--- Prompt ---
Where a line holds the word "field", copy that line.

--- Stored records ---

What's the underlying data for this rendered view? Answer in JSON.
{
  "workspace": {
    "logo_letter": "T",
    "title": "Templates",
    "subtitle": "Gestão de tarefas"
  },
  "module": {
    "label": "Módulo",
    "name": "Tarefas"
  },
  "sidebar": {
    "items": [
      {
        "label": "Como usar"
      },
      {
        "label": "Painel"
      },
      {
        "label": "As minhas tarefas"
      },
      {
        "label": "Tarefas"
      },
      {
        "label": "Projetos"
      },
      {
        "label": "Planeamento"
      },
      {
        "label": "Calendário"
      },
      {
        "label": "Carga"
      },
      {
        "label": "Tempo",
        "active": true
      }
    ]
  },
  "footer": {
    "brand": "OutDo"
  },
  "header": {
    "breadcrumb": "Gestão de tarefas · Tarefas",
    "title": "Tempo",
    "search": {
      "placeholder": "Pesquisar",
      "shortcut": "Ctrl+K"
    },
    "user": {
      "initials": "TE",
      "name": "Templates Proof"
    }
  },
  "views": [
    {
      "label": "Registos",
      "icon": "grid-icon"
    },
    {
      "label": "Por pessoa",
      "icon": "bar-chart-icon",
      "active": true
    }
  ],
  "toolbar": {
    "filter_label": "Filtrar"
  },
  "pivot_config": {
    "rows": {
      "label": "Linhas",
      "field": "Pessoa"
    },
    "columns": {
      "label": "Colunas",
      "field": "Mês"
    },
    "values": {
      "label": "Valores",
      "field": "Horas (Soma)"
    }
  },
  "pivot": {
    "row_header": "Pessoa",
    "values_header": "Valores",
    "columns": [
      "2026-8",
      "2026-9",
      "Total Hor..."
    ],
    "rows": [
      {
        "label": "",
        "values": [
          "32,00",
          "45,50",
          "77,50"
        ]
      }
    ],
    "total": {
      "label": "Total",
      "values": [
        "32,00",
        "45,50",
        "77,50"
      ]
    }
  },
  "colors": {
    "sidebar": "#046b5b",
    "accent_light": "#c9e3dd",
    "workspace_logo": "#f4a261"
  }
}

--- Solution ---
      "field": "Pessoa"
      "field": "Mês"
      "field": "Horas (Soma)"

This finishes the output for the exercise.